**WHAT IS BEING ASKED**
Below is the data. Give it again, complete and exact.

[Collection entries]
_ _ _ _
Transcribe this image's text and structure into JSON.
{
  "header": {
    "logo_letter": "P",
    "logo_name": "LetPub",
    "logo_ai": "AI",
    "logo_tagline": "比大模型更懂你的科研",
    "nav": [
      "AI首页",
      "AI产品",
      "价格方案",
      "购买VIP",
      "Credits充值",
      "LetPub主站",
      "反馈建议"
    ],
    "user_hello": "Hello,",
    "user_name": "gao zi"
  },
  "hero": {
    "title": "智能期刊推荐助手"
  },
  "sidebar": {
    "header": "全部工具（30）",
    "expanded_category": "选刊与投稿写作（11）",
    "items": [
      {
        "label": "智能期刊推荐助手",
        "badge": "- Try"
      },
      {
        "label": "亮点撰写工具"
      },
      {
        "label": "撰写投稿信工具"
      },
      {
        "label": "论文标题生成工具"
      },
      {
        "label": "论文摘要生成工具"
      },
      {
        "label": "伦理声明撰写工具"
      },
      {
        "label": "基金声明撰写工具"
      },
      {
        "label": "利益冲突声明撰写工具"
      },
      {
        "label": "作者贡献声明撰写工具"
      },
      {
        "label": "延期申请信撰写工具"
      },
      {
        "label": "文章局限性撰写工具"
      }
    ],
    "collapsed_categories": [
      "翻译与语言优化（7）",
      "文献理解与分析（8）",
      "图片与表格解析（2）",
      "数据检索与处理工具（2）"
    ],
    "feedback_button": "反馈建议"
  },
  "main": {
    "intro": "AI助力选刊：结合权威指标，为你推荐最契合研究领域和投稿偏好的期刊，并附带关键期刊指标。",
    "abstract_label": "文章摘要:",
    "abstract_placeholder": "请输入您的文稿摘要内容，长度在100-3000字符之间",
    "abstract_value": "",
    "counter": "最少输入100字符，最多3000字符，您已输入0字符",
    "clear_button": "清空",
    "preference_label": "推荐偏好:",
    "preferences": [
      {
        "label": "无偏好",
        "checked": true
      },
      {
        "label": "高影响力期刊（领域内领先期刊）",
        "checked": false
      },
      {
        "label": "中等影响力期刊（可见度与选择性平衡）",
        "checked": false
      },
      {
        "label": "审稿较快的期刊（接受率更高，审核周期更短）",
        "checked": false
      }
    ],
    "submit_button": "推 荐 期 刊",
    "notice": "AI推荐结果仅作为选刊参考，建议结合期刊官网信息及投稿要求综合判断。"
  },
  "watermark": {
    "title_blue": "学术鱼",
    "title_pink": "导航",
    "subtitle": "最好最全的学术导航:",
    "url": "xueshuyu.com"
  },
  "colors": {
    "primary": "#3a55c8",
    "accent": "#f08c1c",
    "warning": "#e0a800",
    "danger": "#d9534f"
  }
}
_ _ _ _
**THE ANSWER**
Transcribe this image's text and structure into JSON.
{
  "header": {
    "logo_letter": "P",
    "logo_name": "LetPub",
    "logo_ai": "AI",
    "logo_tagline": "比大模型更懂你的科研",
    "nav": [
      "AI首页",
      "AI产品",
      "价格方案",
      "购买VIP",
      "Credits充值",
      "LetPub主站",
      "反馈建议"
    ],
    "user_hello": "Hello,",
    "user_name": "gao zi"
  },
  "hero": {
    "title": "智能期刊推荐助手"
  },
  "sidebar": {
    "header": "全部工具（30）",
    "expanded_category": "选刊与投稿写作（11）",
    "items": [
      {
        "label": "智能期刊推荐助手",
        "badge": "- Try"
      },
      {
        "label": "亮点撰写工具"
      },
      {
        "label": "撰写投稿信工具"
      },
      {
        "label": "论文标题生成工具"
      },
      {
        "label": "论文摘要生成工具"
      },
      {
        "label": "伦理声明撰写工具"
      },
      {
        "label": "基金声明撰写工具"
      },
      {
        "label": "利益冲突声明撰写工具"
      },
      {
        "label": "作者贡献声明撰写工具"
      },
      {
        "label": "延期申请信撰写工具"
      },
      {
        "label": "文章局限性撰写工具"
      }
    ],
    "collapsed_categories": [
      "翻译与语言优化（7）",
      "文献理解与分析（8）",
      "图片与表格解析（2）",
      "数据检索与处理工具（2）"
    ],
    "feedback_button": "反馈建议"
  },
  "main": {
    "intro": "AI助力选刊：结合权威指标，为你推荐最契合研究领域和投稿偏好的期刊，并附带关键期刊指标。",
    "abstract_label": "文章摘要:",
    "abstract_placeholder": "请输入您的文稿摘要内容，长度在100-3000字符之间",
    "abstract_value": "",
    "counter": "最少输入100字符，最多3000字符，您已输入0字符",
    "clear_button": "清空",
    "preference_label": "推荐偏好:",
    "preferences": [
      {
        "label": "无偏好",
        "checked": true
      },
      {
        "label": "高影响力期刊（领域内领先期刊）",
        "checked": false
      },
      {
        "label": "中等影响力期刊（可见度与选择性平衡）",
        "checked": false
      },
      {
        "label": "审稿较快的期刊（接受率更高，审核周期更短）",
        "checked": false
      }
    ],
    "submit_button": "推 荐 期 刊",
    "notice": "AI推荐结果仅作为选刊参考，建议结合期刊官网信息及投稿要求综合判断。"
  },
  "watermark": {
    "title_blue": "学术鱼",
    "title_pink": "导航",
    "subtitle": "最好最全的学术导航:",
    "url": "xueshuyu.com"
  },
  "colors": {
    "primary": "#3a55c8",
    "accent": "#f08c1c",
    "warning": "#e0a800",
    "danger": "#d9534f"
  }
}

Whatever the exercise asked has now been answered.